Set task: Every record must be written out once more, with nothing added or omitted.

═══ Extracted entries

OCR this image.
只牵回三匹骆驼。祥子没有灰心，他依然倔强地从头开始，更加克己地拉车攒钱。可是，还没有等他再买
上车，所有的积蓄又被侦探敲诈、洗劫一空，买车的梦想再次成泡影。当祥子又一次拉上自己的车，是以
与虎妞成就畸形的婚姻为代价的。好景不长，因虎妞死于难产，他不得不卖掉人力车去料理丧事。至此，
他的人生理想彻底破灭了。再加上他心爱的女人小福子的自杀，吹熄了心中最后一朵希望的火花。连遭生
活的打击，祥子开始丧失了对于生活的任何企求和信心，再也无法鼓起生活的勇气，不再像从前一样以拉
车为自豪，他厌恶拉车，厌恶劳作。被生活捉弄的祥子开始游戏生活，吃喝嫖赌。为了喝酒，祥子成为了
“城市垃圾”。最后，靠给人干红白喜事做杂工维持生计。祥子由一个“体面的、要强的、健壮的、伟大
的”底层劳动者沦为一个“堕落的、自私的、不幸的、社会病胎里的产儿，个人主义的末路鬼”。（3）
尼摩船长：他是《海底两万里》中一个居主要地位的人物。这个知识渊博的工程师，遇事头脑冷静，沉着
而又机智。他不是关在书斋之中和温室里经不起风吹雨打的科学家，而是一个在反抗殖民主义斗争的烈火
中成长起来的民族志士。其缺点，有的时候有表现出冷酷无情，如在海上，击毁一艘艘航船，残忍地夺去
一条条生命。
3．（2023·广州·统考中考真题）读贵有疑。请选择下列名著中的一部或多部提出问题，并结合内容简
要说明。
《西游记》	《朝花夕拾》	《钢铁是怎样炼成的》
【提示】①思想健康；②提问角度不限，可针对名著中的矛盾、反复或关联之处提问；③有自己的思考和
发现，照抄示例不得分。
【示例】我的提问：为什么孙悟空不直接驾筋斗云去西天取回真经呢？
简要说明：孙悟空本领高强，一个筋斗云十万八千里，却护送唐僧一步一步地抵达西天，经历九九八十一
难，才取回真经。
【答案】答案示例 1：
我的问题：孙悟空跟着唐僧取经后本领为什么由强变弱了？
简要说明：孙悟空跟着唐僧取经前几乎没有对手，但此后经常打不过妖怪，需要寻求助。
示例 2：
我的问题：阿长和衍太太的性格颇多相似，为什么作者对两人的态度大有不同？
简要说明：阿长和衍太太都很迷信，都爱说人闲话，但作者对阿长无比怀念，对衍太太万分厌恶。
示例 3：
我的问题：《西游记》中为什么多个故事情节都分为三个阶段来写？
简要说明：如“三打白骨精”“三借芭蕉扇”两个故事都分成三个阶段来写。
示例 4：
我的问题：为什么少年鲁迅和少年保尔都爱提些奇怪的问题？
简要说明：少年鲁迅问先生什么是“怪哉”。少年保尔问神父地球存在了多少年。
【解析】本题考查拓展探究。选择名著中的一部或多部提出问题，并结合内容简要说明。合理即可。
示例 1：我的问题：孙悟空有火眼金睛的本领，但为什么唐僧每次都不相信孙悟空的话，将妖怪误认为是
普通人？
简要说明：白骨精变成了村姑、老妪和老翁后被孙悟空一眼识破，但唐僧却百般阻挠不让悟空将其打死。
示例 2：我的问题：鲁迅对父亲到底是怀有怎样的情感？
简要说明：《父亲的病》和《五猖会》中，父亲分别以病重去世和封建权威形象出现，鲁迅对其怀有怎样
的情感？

══════

Result:
OCR this image.
只牵回三匹骆驼。祥子没有灰心，他依然倔强地从头开始，更加克己地拉车攒钱。可是，还没有等他再买
上车，所有的积蓄又被侦探敲诈、洗劫一空，买车的梦想再次成泡影。当祥子又一次拉上自己的车，是以
与虎妞成就畸形的婚姻为代价的。好景不长，因虎妞死于难产，他不得不卖掉人力车去料理丧事。至此，
他的人生理想彻底破灭了。再加上他心爱的女人小福子的自杀，吹熄了心中最后一朵希望的火花。连遭生
活的打击，祥子开始丧失了对于生活的任何企求和信心，再也无法鼓起生活的勇气，不再像从前一样以拉
车为自豪，他厌恶拉车，厌恶劳作。被生活捉弄的祥子开始游戏生活，吃喝嫖赌。为了喝酒，祥子成为了
“城市垃圾”。最后，靠给人干红白喜事做杂工维持生计。祥子由一个“体面的、要强的、健壮的、伟大
的”底层劳动者沦为一个“堕落的、自私的、不幸的、社会病胎里的产儿，个人主义的末路鬼”。（3）
尼摩船长：他是《海底两万里》中一个居主要地位的人物。这个知识渊博的工程师，遇事头脑冷静，沉着
而又机智。他不是关在书斋之中和温室里经不起风吹雨打的科学家，而是一个在反抗殖民主义斗争的烈火
中成长起来的民族志士。其缺点，有的时候有表现出冷酷无情，如在海上，击毁一艘艘航船，残忍地夺去
一条条生命。
3．（2023·广州·统考中考真题）读贵有疑。请选择下列名著中的一部或多部提出问题，并结合内容简
要说明。
《西游记》	《朝花夕拾》	《钢铁是怎样炼成的》
【提示】①思想健康；②提问角度不限，可针对名著中的矛盾、反复或关联之处提问；③有自己的思考和
发现，照抄示例不得分。
【示例】我的提问：为什么孙悟空不直接驾筋斗云去西天取回真经呢？
简要说明：孙悟空本领高强，一个筋斗云十万八千里，却护送唐僧一步一步地抵达西天，经历九九八十一
难，才取回真经。
【答案】答案示例 1：
我的问题：孙悟空跟着唐僧取经后本领为什么由强变弱了？
简要说明：孙悟空跟着唐僧取经前几乎没有对手，但此后经常打不过妖怪，需要寻求助。
示例 2：
我的问题：阿长和衍太太的性格颇多相似，为什么作者对两人的态度大有不同？
简要说明：阿长和衍太太都很迷信，都爱说人闲话，但作者对阿长无比怀念，对衍太太万分厌恶。
示例 3：
我的问题：《西游记》中为什么多个故事情节都分为三个阶段来写？
简要说明：如“三打白骨精”“三借芭蕉扇”两个故事都分成三个阶段来写。
示例 4：
我的问题：为什么少年鲁迅和少年保尔都爱提些奇怪的问题？
简要说明：少年鲁迅问先生什么是“怪哉”。少年保尔问神父地球存在了多少年。
【解析】本题考查拓展探究。选择名著中的一部或多部提出问题，并结合内容简要说明。合理即可。
示例 1：我的问题：孙悟空有火眼金睛的本领，但为什么唐僧每次都不相信孙悟空的话，将妖怪误认为是
普通人？
简要说明：白骨精变成了村姑、老妪和老翁后被孙悟空一眼识破，但唐僧却百般阻挠不让悟空将其打死。
示例 2：我的问题：鲁迅对父亲到底是怀有怎样的情感？
简要说明：《父亲的病》和《五猖会》中，父亲分别以病重去世和封建权威形象出现，鲁迅对其怀有怎样
的情感？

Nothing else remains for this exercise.